• _TO BE DONE_
Retype the whole listing below, character for character.

>> begin

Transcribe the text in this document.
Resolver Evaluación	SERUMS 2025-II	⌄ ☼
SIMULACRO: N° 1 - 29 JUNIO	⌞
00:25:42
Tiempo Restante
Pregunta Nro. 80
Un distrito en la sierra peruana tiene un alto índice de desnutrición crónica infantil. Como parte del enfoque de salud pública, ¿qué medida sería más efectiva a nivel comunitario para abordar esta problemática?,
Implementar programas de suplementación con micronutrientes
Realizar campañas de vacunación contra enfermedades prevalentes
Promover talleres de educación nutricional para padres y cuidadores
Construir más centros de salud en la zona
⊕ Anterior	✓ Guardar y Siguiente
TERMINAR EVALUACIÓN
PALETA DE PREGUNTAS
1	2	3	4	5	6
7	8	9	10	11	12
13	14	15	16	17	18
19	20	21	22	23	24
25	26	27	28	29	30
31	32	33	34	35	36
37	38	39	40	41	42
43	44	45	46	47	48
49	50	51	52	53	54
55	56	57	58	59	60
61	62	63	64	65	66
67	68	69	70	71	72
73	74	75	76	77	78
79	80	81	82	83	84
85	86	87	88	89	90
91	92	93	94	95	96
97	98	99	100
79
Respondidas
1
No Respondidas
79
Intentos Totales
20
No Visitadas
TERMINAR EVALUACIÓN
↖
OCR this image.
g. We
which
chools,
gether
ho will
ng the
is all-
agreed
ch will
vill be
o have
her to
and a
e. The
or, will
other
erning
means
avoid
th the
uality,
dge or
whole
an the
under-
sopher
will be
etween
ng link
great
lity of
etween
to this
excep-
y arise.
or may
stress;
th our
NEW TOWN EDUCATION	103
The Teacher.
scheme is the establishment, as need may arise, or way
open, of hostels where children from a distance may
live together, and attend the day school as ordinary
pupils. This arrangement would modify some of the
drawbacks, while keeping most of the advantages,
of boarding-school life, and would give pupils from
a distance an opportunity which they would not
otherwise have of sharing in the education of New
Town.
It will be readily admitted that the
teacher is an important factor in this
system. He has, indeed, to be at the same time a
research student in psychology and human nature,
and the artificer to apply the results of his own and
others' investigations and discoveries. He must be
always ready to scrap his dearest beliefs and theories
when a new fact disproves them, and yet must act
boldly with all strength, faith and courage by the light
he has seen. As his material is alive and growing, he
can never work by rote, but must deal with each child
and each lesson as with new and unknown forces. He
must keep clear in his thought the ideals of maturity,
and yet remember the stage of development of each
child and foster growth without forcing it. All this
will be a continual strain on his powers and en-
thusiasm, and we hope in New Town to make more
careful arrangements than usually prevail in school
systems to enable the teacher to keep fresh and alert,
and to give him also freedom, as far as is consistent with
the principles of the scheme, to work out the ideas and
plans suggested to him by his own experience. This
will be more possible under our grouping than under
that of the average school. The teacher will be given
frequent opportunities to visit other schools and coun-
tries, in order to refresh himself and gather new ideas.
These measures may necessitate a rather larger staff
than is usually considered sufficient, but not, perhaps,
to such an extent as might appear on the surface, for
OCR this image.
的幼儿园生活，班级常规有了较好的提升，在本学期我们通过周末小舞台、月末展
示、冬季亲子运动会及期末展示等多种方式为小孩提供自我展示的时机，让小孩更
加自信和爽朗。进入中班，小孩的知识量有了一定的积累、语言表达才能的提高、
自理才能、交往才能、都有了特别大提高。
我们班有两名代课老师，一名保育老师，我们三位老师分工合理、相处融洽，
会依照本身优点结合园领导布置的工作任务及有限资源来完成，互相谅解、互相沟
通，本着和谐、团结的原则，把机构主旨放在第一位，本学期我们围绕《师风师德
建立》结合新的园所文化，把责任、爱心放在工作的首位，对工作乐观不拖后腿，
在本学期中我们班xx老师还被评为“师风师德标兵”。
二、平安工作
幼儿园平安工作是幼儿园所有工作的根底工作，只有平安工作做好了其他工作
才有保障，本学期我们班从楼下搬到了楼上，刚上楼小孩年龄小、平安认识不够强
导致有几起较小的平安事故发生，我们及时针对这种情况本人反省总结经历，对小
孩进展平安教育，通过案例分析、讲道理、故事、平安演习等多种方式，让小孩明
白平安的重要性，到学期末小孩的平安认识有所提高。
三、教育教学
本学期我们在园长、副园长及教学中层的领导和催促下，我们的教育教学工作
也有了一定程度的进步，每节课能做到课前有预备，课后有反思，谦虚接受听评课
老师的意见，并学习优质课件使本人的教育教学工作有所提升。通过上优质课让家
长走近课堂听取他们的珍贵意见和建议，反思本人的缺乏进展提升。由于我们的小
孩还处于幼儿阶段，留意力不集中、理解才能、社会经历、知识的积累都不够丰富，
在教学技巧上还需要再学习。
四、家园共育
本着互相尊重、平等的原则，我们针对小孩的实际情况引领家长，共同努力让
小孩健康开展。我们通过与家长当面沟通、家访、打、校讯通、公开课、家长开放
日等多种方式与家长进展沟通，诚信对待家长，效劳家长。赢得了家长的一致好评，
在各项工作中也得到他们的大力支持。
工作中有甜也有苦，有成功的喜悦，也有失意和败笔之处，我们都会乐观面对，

>> end

• _REPLY TO THE EXERCISE_
Transcribe the text in this document.
Resolver Evaluación	SERUMS 2025-II	⌄ ☼
SIMULACRO: N° 1 - 29 JUNIO	⌞
00:25:42
Tiempo Restante
Pregunta Nro. 80
Un distrito en la sierra peruana tiene un alto índice de desnutrición crónica infantil. Como parte del enfoque de salud pública, ¿qué medida sería más efectiva a nivel comunitario para abordar esta problemática?,
Implementar programas de suplementación con micronutrientes
Realizar campañas de vacunación contra enfermedades prevalentes
Promover talleres de educación nutricional para padres y cuidadores
Construir más centros de salud en la zona
⊕ Anterior	✓ Guardar y Siguiente
TERMINAR EVALUACIÓN
PALETA DE PREGUNTAS
1	2	3	4	5	6
7	8	9	10	11	12
13	14	15	16	17	18
19	20	21	22	23	24
25	26	27	28	29	30
31	32	33	34	35	36
37	38	39	40	41	42
43	44	45	46	47	48
49	50	51	52	53	54
55	56	57	58	59	60
61	62	63	64	65	66
67	68	69	70	71	72
73	74	75	76	77	78
79	80	81	82	83	84
85	86	87	88	89	90
91	92	93	94	95	96
97	98	99	100
79
Respondidas
1
No Respondidas
79
Intentos Totales
20
No Visitadas
TERMINAR EVALUACIÓN
↖
OCR this image.
g. We
which
chools,
gether
ho will
ng the
is all-
agreed
ch will
vill be
o have
her to
and a
e. The
or, will
other
erning
means
avoid
th the
uality,
dge or
whole
an the
under-
sopher
will be
etween
ng link
great
lity of
etween
to this
excep-
y arise.
or may
stress;
th our
NEW TOWN EDUCATION	103
The Teacher.
scheme is the establishment, as need may arise, or way
open, of hostels where children from a distance may
live together, and attend the day school as ordinary
pupils. This arrangement would modify some of the
drawbacks, while keeping most of the advantages,
of boarding-school life, and would give pupils from
a distance an opportunity which they would not
otherwise have of sharing in the education of New
Town.
It will be readily admitted that the
teacher is an important factor in this
system. He has, indeed, to be at the same time a
research student in psychology and human nature,
and the artificer to apply the results of his own and
others' investigations and discoveries. He must be
always ready to scrap his dearest beliefs and theories
when a new fact disproves them, and yet must act
boldly with all strength, faith and courage by the light
he has seen. As his material is alive and growing, he
can never work by rote, but must deal with each child
and each lesson as with new and unknown forces. He
must keep clear in his thought the ideals of maturity,
and yet remember the stage of development of each
child and foster growth without forcing it. All this
will be a continual strain on his powers and en-
thusiasm, and we hope in New Town to make more
careful arrangements than usually prevail in school
systems to enable the teacher to keep fresh and alert,
and to give him also freedom, as far as is consistent with
the principles of the scheme, to work out the ideas and
plans suggested to him by his own experience. This
will be more possible under our grouping than under
that of the average school. The teacher will be given
frequent opportunities to visit other schools and coun-
tries, in order to refresh himself and gather new ideas.
These measures may necessitate a rather larger staff
than is usually considered sufficient, but not, perhaps,
to such an extent as might appear on the surface, for
OCR this image.
的幼儿园生活，班级常规有了较好的提升，在本学期我们通过周末小舞台、月末展
示、冬季亲子运动会及期末展示等多种方式为小孩提供自我展示的时机，让小孩更
加自信和爽朗。进入中班，小孩的知识量有了一定的积累、语言表达才能的提高、
自理才能、交往才能、都有了特别大提高。
我们班有两名代课老师，一名保育老师，我们三位老师分工合理、相处融洽，
会依照本身优点结合园领导布置的工作任务及有限资源来完成，互相谅解、互相沟
通，本着和谐、团结的原则，把机构主旨放在第一位，本学期我们围绕《师风师德
建立》结合新的园所文化，把责任、爱心放在工作的首位，对工作乐观不拖后腿，
在本学期中我们班xx老师还被评为“师风师德标兵”。
二、平安工作
幼儿园平安工作是幼儿园所有工作的根底工作，只有平安工作做好了其他工作
才有保障，本学期我们班从楼下搬到了楼上，刚上楼小孩年龄小、平安认识不够强
导致有几起较小的平安事故发生，我们及时针对这种情况本人反省总结经历，对小
孩进展平安教育，通过案例分析、讲道理、故事、平安演习等多种方式，让小孩明
白平安的重要性，到学期末小孩的平安认识有所提高。
三、教育教学
本学期我们在园长、副园长及教学中层的领导和催促下，我们的教育教学工作
也有了一定程度的进步，每节课能做到课前有预备，课后有反思，谦虚接受听评课
老师的意见，并学习优质课件使本人的教育教学工作有所提升。通过上优质课让家
长走近课堂听取他们的珍贵意见和建议，反思本人的缺乏进展提升。由于我们的小
孩还处于幼儿阶段，留意力不集中、理解才能、社会经历、知识的积累都不够丰富，
在教学技巧上还需要再学习。
四、家园共育
本着互相尊重、平等的原则，我们针对小孩的实际情况引领家长，共同努力让
小孩健康开展。我们通过与家长当面沟通、家访、打、校讯通、公开课、家长开放
日等多种方式与家长进展沟通，诚信对待家长，效劳家长。赢得了家长的一致好评，
在各项工作中也得到他们的大力支持。
工作中有甜也有苦，有成功的喜悦，也有失意和败笔之处，我们都会乐观面对，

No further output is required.